● Written task
Repeat every record below exactly as it appears.

━━ Material

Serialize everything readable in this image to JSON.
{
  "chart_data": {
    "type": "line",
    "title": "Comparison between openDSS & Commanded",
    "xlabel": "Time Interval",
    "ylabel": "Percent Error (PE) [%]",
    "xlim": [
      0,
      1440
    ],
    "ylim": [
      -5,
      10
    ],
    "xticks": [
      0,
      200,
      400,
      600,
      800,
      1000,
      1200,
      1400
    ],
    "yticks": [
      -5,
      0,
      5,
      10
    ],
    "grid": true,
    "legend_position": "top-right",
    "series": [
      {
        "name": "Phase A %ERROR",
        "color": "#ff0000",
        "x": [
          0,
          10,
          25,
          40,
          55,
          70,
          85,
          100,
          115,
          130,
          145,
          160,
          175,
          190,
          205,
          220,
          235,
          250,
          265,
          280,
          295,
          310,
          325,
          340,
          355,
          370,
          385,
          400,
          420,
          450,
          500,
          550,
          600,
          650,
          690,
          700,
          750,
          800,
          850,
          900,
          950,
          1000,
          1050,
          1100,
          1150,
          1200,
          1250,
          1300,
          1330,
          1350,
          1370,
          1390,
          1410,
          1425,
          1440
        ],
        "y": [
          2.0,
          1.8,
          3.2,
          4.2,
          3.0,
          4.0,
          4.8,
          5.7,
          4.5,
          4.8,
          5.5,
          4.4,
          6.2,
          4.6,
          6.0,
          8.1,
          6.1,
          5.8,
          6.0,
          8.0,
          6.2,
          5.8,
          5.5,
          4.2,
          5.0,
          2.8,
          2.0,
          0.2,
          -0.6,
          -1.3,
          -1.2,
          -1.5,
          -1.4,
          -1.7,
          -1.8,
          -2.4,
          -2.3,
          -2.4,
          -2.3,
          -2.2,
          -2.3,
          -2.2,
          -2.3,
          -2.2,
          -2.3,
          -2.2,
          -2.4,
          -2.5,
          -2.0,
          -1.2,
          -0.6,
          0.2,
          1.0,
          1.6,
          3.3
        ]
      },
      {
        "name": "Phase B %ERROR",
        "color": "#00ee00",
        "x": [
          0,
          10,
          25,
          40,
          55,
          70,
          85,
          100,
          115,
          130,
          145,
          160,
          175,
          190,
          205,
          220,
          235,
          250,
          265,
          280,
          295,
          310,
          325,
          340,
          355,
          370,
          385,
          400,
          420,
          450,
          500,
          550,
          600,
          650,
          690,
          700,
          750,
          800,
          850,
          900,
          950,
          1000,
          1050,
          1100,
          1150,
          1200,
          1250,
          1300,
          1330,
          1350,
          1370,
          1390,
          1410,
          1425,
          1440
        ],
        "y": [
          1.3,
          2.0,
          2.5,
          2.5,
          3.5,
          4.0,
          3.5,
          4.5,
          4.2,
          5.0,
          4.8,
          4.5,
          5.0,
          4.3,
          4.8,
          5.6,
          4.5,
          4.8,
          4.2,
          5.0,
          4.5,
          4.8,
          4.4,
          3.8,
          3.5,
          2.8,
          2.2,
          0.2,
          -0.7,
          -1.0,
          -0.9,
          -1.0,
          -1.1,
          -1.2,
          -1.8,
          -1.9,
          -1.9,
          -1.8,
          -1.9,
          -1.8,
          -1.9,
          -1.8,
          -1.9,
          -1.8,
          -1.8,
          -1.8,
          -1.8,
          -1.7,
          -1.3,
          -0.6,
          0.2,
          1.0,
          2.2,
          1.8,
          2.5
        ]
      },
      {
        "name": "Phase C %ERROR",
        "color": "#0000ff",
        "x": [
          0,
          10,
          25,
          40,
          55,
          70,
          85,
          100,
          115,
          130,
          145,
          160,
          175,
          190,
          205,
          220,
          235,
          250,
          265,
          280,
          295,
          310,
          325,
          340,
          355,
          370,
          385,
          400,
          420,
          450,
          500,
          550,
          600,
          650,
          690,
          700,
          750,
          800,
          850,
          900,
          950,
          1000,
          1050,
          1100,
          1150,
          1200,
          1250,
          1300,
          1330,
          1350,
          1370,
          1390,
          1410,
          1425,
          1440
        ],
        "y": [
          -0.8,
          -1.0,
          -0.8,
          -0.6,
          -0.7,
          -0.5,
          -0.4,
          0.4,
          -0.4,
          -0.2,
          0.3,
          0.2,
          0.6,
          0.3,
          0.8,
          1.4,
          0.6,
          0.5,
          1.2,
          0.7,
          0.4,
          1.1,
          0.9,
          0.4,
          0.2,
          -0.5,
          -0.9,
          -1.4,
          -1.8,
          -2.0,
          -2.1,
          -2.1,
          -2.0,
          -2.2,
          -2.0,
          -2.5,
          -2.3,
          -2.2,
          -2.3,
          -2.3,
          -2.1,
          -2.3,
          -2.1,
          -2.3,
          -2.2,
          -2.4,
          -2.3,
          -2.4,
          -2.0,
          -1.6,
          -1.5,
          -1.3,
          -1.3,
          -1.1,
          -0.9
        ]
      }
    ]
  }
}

━━━━

● Exercise answer
Serialize everything readable in this image to JSON.
{
  "chart_data": {
    "type": "line",
    "title": "Comparison between openDSS & Commanded",
    "xlabel": "Time Interval",
    "ylabel": "Percent Error (PE) [%]",
    "xlim": [
      0,
      1440
    ],
    "ylim": [
      -5,
      10
    ],
    "xticks": [
      0,
      200,
      400,
      600,
      800,
      1000,
      1200,
      1400
    ],
    "yticks": [
      -5,
      0,
      5,
      10
    ],
    "grid": true,
    "legend_position": "top-right",
    "series": [
      {
        "name": "Phase A %ERROR",
        "color": "#ff0000",
        "x": [
          0,
          10,
          25,
          40,
          55,
          70,
          85,
          100,
          115,
          130,
          145,
          160,
          175,
          190,
          205,
          220,
          235,
          250,
          265,
          280,
          295,
          310,
          325,
          340,
          355,
          370,
          385,
          400,
          420,
          450,
          500,
          550,
          600,
          650,
          690,
          700,
          750,
          800,
          850,
          900,
          950,
          1000,
          1050,
          1100,
          1150,
          1200,
          1250,
          1300,
          1330,
          1350,
          1370,
          1390,
          1410,
          1425,
          1440
        ],
        "y": [
          2.0,
          1.8,
          3.2,
          4.2,
          3.0,
          4.0,
          4.8,
          5.7,
          4.5,
          4.8,
          5.5,
          4.4,
          6.2,
          4.6,
          6.0,
          8.1,
          6.1,
          5.8,
          6.0,
          8.0,
          6.2,
          5.8,
          5.5,
          4.2,
          5.0,
          2.8,
          2.0,
          0.2,
          -0.6,
          -1.3,
          -1.2,
          -1.5,
          -1.4,
          -1.7,
          -1.8,
          -2.4,
          -2.3,
          -2.4,
          -2.3,
          -2.2,
          -2.3,
          -2.2,
          -2.3,
          -2.2,
          -2.3,
          -2.2,
          -2.4,
          -2.5,
          -2.0,
          -1.2,
          -0.6,
          0.2,
          1.0,
          1.6,
          3.3
        ]
      },
      {
        "name": "Phase B %ERROR",
        "color": "#00ee00",
        "x": [
          0,
          10,
          25,
          40,
          55,
          70,
          85,
          100,
          115,
          130,
          145,
          160,
          175,
          190,
          205,
          220,
          235,
          250,
          265,
          280,
          295,
          310,
          325,
          340,
          355,
          370,
          385,
          400,
          420,
          450,
          500,
          550,
          600,
          650,
          690,
          700,
          750,
          800,
          850,
          900,
          950,
          1000,
          1050,
          1100,
          1150,
          1200,
          1250,
          1300,
          1330,
          1350,
          1370,
          1390,
          1410,
          1425,
          1440
        ],
        "y": [
          1.3,
          2.0,
          2.5,
          2.5,
          3.5,
          4.0,
          3.5,
          4.5,
          4.2,
          5.0,
          4.8,
          4.5,
          5.0,
          4.3,
          4.8,
          5.6,
          4.5,
          4.8,
          4.2,
          5.0,
          4.5,
          4.8,
          4.4,
          3.8,
          3.5,
          2.8,
          2.2,
          0.2,
          -0.7,
          -1.0,
          -0.9,
          -1.0,
          -1.1,
          -1.2,
          -1.8,
          -1.9,
          -1.9,
          -1.8,
          -1.9,
          -1.8,
          -1.9,
          -1.8,
          -1.9,
          -1.8,
          -1.8,
          -1.8,
          -1.8,
          -1.7,
          -1.3,
          -0.6,
          0.2,
          1.0,
          2.2,
          1.8,
          2.5
        ]
      },
      {
        "name": "Phase C %ERROR",
        "color": "#0000ff",
        "x": [
          0,
          10,
          25,
          40,
          55,
          70,
          85,
          100,
          115,
          130,
          145,
          160,
          175,
          190,
          205,
          220,
          235,
          250,
          265,
          280,
          295,
          310,
          325,
          340,
          355,
          370,
          385,
          400,
          420,
          450,
          500,
          550,
          600,
          650,
          690,
          700,
          750,
          800,
          850,
          900,
          950,
          1000,
          1050,
          1100,
          1150,
          1200,
          1250,
          1300,
          1330,
          1350,
          1370,
          1390,
          1410,
          1425,
          1440
        ],
        "y": [
          -0.8,
          -1.0,
          -0.8,
          -0.6,
          -0.7,
          -0.5,
          -0.4,
          0.4,
          -0.4,
          -0.2,
          0.3,
          0.2,
          0.6,
          0.3,
          0.8,
          1.4,
          0.6,
          0.5,
          1.2,
          0.7,
          0.4,
          1.1,
          0.9,
          0.4,
          0.2,
          -0.5,
          -0.9,
          -1.4,
          -1.8,
          -2.0,
          -2.1,
          -2.1,
          -2.0,
          -2.2,
          -2.0,
          -2.5,
          -2.3,
          -2.2,
          -2.3,
          -2.3,
          -2.1,
          -2.3,
          -2.1,
          -2.3,
          -2.2,
          -2.4,
          -2.3,
          -2.4,
          -2.0,
          -1.6,
          -1.5,
          -1.3,
          -1.3,
          -1.1,
          -0.9
        ]
      }
    ]
  }
}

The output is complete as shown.